* [Instructions for the task]:
Count how many lines hold the string "these". Give that number alone.
===============
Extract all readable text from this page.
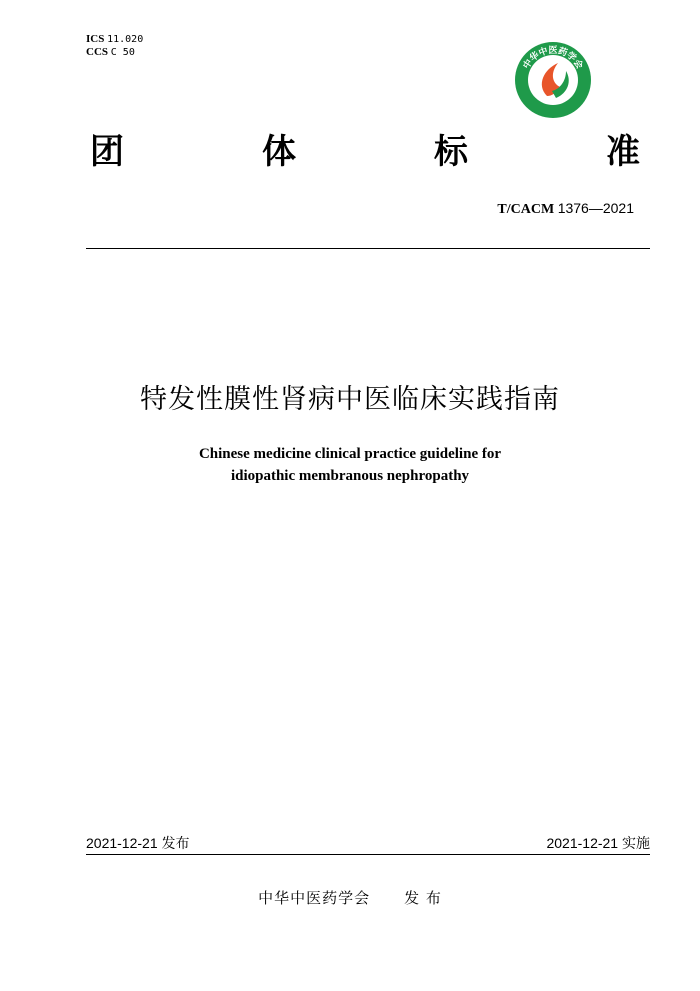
ICS 11.020
CCS C 50
中华中医药学会
团	体	标	准
T/CACM 1376—2021
特发性膜性肾病中医临床实践指南
Chinese medicine clinical practice guideline for
idiopathic membranous nephropathy
2021-12-21 发布	2021-12-21 实施
中华中医药学会 发 布
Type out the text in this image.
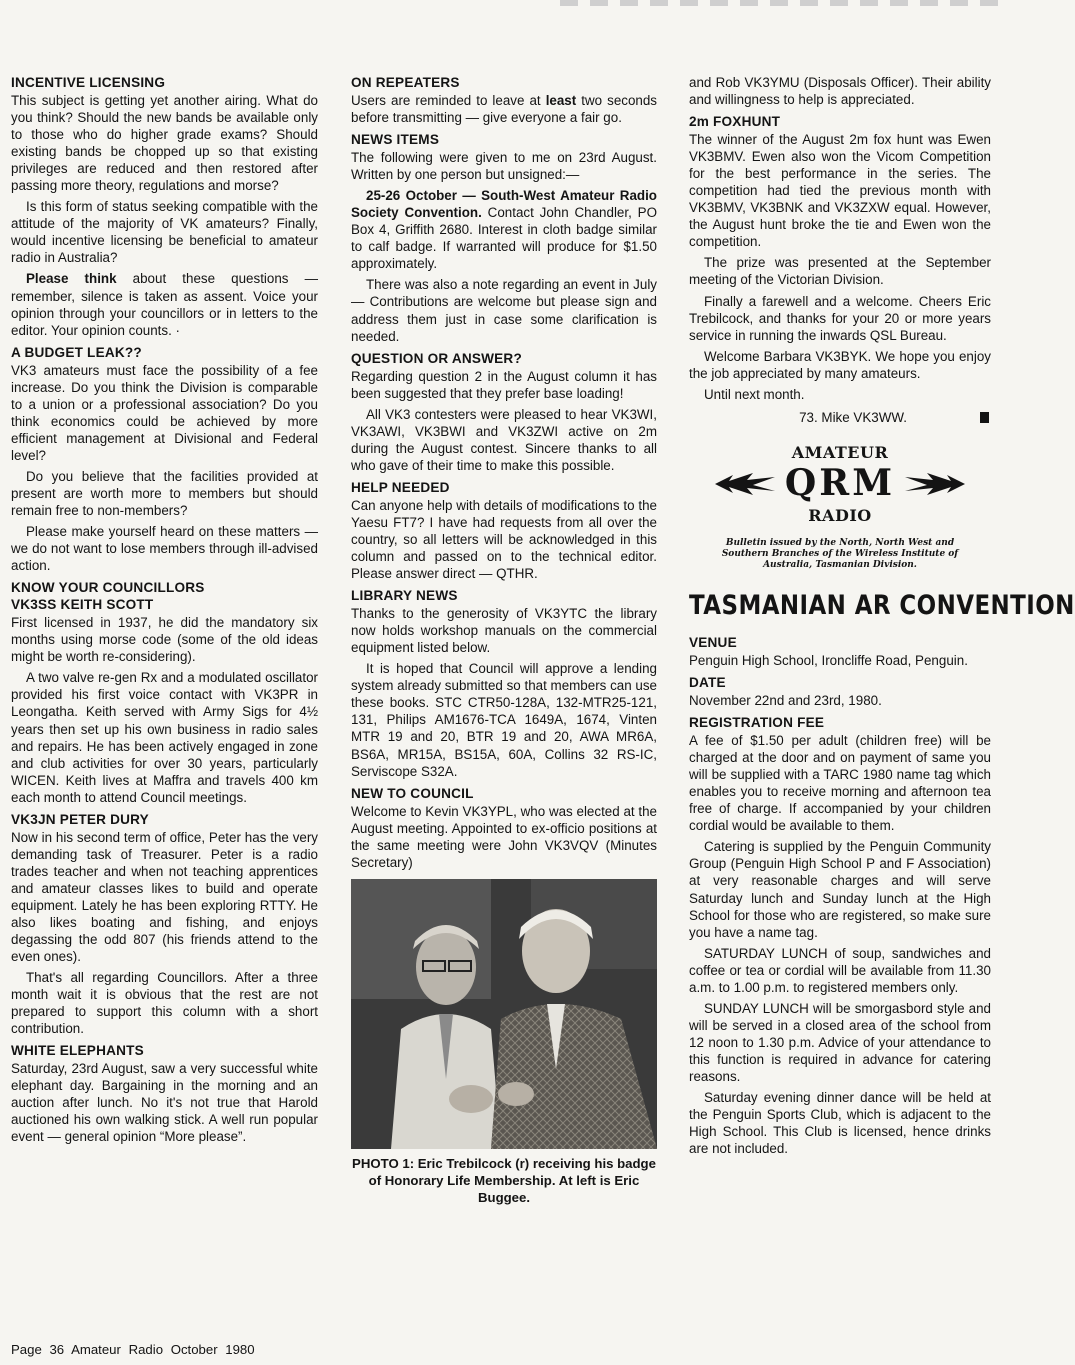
INCENTIVE LICENSING

This subject is getting yet another airing. What do you think? Should the new bands be available only to those who do higher grade exams? Should existing bands be chopped up so that existing privileges are reduced and then restored after passing more theory, regulations and morse?

Is this form of status seeking compatible with the attitude of the majority of VK amateurs? Finally, would incentive licensing be beneficial to amateur radio in Australia?

Please think about these questions — remember, silence is taken as assent. Voice your opinion through your councillors or in letters to the editor. Your opinion counts. ·

A BUDGET LEAK??

VK3 amateurs must face the possibility of a fee increase. Do you think the Division is comparable to a union or a professional association? Do you think economics could be achieved by more efficient management at Divisional and Federal level?

Do you believe that the facilities provided at present are worth more to members but should remain free to non-members?

Please make yourself heard on these matters — we do not want to lose members through ill-advised action.

KNOW YOUR COUNCILLORS
VK3SS KEITH SCOTT

First licensed in 1937, he did the mandatory six months using morse code (some of the old ideas might be worth re-considering).

A two valve re-gen Rx and a modulated oscillator provided his first voice contact with VK3PR in Leongatha. Keith served with Army Sigs for 4½ years then set up his own business in radio sales and repairs. He has been actively engaged in zone and club activities for over 30 years, particularly WICEN. Keith lives at Maffra and travels 400 km each month to attend Council meetings.

VK3JN PETER DURY

Now in his second term of office, Peter has the very demanding task of Treasurer. Peter is a radio trades teacher and when not teaching apprentices and amateur classes likes to build and operate equipment. Lately he has been exploring RTTY. He also likes boating and fishing, and enjoys degassing the odd 807 (his friends attend to the even ones).

That's all regarding Councillors. After a three month wait it is obvious that the rest are not prepared to support this column with a short contribution.

WHITE ELEPHANTS

Saturday, 23rd August, saw a very successful white elephant day. Bargaining in the morning and an auction after lunch. No it's not true that Harold auctioned his own walking stick. A well run popular event — general opinion “More please”.

ON REPEATERS

Users are reminded to leave at least two seconds before transmitting — give everyone a fair go.

NEWS ITEMS

The following were given to me on 23rd August. Written by one person but unsigned:—

25-26 October — South-West Amateur Radio Society Convention. Contact John Chandler, PO Box 4, Griffith 2680. Interest in cloth badge similar to calf badge. If warranted will produce for $1.50 approximately.

There was also a note regarding an event in July — Contributions are welcome but please sign and address them just in case some clarification is needed.

QUESTION OR ANSWER?

Regarding question 2 in the August column it has been suggested that they prefer base loading!

All VK3 contesters were pleased to hear VK3WI, VK3AWI, VK3BWI and VK3ZWI active on 2m during the August contest. Sincere thanks to all who gave of their time to make this possible.

HELP NEEDED

Can anyone help with details of modifications to the Yaesu FT7? I have had requests from all over the country, so all letters will be acknowledged in this column and passed on to the technical editor. Please answer direct — QTHR.

LIBRARY NEWS

Thanks to the generosity of VK3YTC the library now holds workshop manuals on the commercial equipment listed below.

It is hoped that Council will approve a lending system already submitted so that members can use these books. STC CTR50-128A, 132-MTR25-121, 131, Philips AM1676-TCA 1649A, 1674, Vinten MTR 19 and 20, BTR 19 and 20, AWA MR6A, BS6A, MR15A, BS15A, 60A, Collins 32 RS-IC, Serviscope S32A.

NEW TO COUNCIL

Welcome to Kevin VK3YPL, who was elected at the August meeting. Appointed to ex-officio positions at the same meeting were John VK3VQV (Minutes Secretary)

PHOTO 1: Eric Trebilcock (r) receiving his badge of Honorary Life Membership. At left is Eric Buggee.

and Rob VK3YMU (Disposals Officer). Their ability and willingness to help is appreciated.

2m FOXHUNT

The winner of the August 2m fox hunt was Ewen VK3BMV. Ewen also won the Vicom Competition for the best performance in the series. The competition had tied the previous month with VK3BMV, VK3BNK and VK3ZXW equal. However, the August hunt broke the tie and Ewen won the competition.

The prize was presented at the September meeting of the Victorian Division.

Finally a farewell and a welcome. Cheers Eric Trebilcock, and thanks for your 20 or more years service in running the inwards QSL Bureau.

Welcome Barbara VK3BYK. We hope you enjoy the job appreciated by many amateurs.

Until next month.

73. Mike VK3WW.
AMATEUR
QRM
RADIO
Bulletin issued by the North, North West and Southern Branches of the Wireless Institute of Australia, Tasmanian Division.
TASMANIAN AR CONVENTION
VENUE

Penguin High School, Ironcliffe Road, Penguin.

DATE

November 22nd and 23rd, 1980.

REGISTRATION FEE

A fee of $1.50 per adult (children free) will be charged at the door and on payment of same you will be supplied with a TARC 1980 name tag which enables you to receive morning and afternoon tea free of charge. If accompanied by your children cordial would be available to them.

Catering is supplied by the Penguin Community Group (Penguin High School P and F Association) at very reasonable charges and will serve Saturday lunch and Sunday lunch at the High School for those who are registered, so make sure you have a name tag.

SATURDAY LUNCH of soup, sandwiches and coffee or tea or cordial will be available from 11.30 a.m. to 1.00 p.m. to registered members only.

SUNDAY LUNCH will be smorgasbord style and will be served in a closed area of the school from 12 noon to 1.30 p.m. Advice of your attendance to this function is required in advance for catering reasons.

Saturday evening dinner dance will be held at the Penguin Sports Club, which is adjacent to the High School. This Club is licensed, hence drinks are not included.

Page 36 Amateur Radio October 1980
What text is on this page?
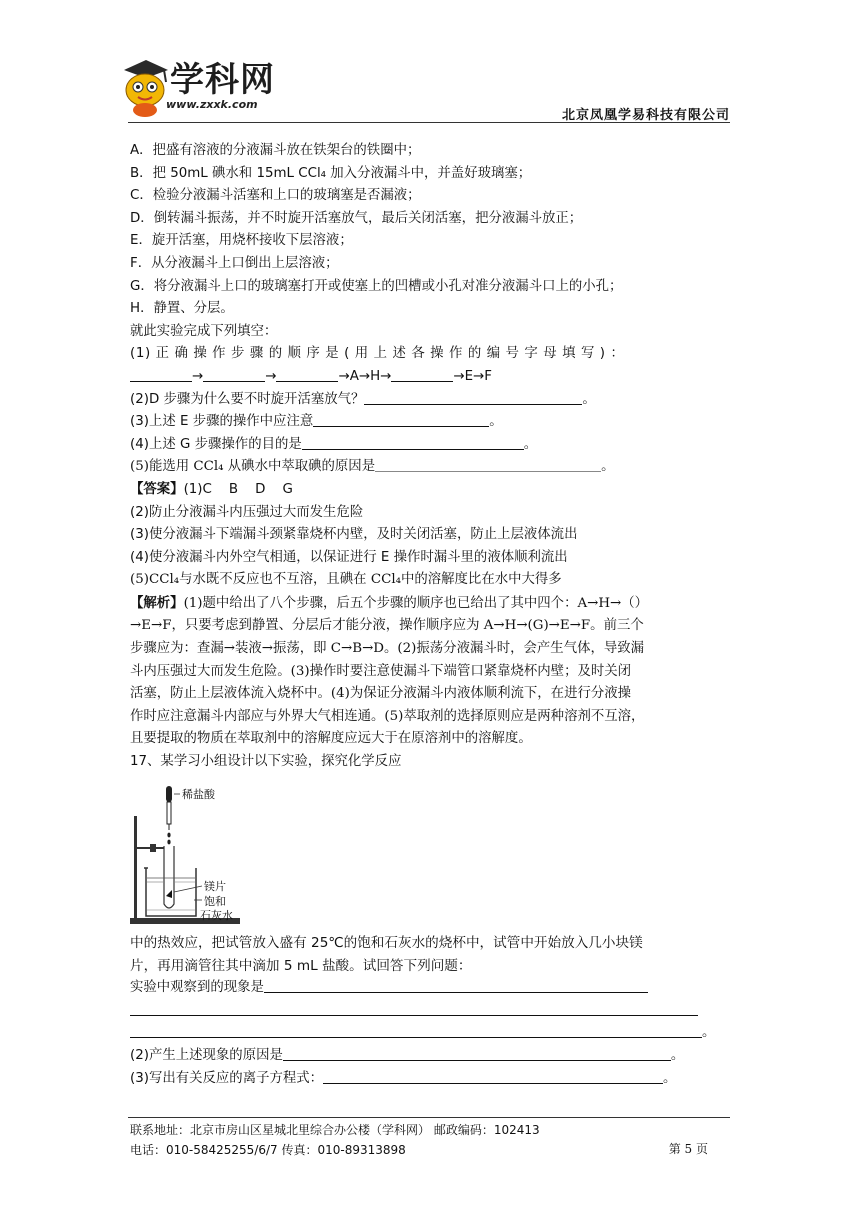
学科网
www.zxxk.com
北京凤凰学易科技有限公司
A．把盛有溶液的分液漏斗放在铁架台的铁圈中；
B．把 50mL 碘水和 15mL CCl₄ 加入分液漏斗中，并盖好玻璃塞；
C．检验分液漏斗活塞和上口的玻璃塞是否漏液；
D．倒转漏斗振荡，并不时旋开活塞放气，最后关闭活塞，把分液漏斗放正；
E．旋开活塞，用烧杯接收下层溶液；
F．从分液漏斗上口倒出上层溶液；
G．将分液漏斗上口的玻璃塞打开或使塞上的凹槽或小孔对准分液漏斗口上的小孔；
H．静置、分层。
就此实验完成下列填空：
(1) 正 确 操 作 步 骤 的 顺 序 是 ( 用 上 述 各 操 作 的 编 号 字 母 填 写 ) ：
→	→	→A→H→	→E→F
(2)D 步骤为什么要不时旋开活塞放气？	。
(3)上述 E 步骤的操作中应注意	。
(4)上述 G 步骤操作的目的是	。
(5)能选用 CCl₄ 从碘水中萃取碘的原因是	。
【答案】(1)C    B    D    G
(2)防止分液漏斗内压强过大而发生危险
(3)使分液漏斗下端漏斗颈紧靠烧杯内壁，及时关闭活塞，防止上层液体流出
(4)使分液漏斗内外空气相通，以保证进行 E 操作时漏斗里的液体顺利流出
(5)CCl₄与水既不反应也不互溶，且碘在 CCl₄中的溶解度比在水中大得多
【解析】(1)题中给出了八个步骤，后五个步骤的顺序也已给出了其中四个：A→H→（）
→E→F，只要考虑到静置、分层后才能分液，操作顺序应为 A→H→(G)→E→F。前三个
步骤应为：查漏→装液→振荡，即 C→B→D。(2)振荡分液漏斗时，会产生气体，导致漏
斗内压强过大而发生危险。(3)操作时要注意使漏斗下端管口紧靠烧杯内壁；及时关闭
活塞，防止上层液体流入烧杯中。(4)为保证分液漏斗内液体顺利流下，在进行分液操
作时应注意漏斗内部应与外界大气相连通。(5)萃取剂的选择原则应是两种溶剂不互溶，
且要提取的物质在萃取剂中的溶解度应远大于在原溶剂中的溶解度。
17、某学习小组设计以下实验，探究化学反应
稀盐酸
镁片
饱和
石灰水
中的热效应，把试管放入盛有 25℃的饱和石灰水的烧杯中，试管中开始放入几小块镁
片，再用滴管往其中滴加 5 mL 盐酸。试回答下列问题：
实验中观察到的现象是
。
(2)产生上述现象的原因是	。
(3)写出有关反应的离子方程式：	。
联系地址：北京市房山区星城北里综合办公楼（学科网） 邮政编码：102413
电话：010-58425255/6/7 传真：010-89313898	第 5 页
===============
* [Reply to the task]:
3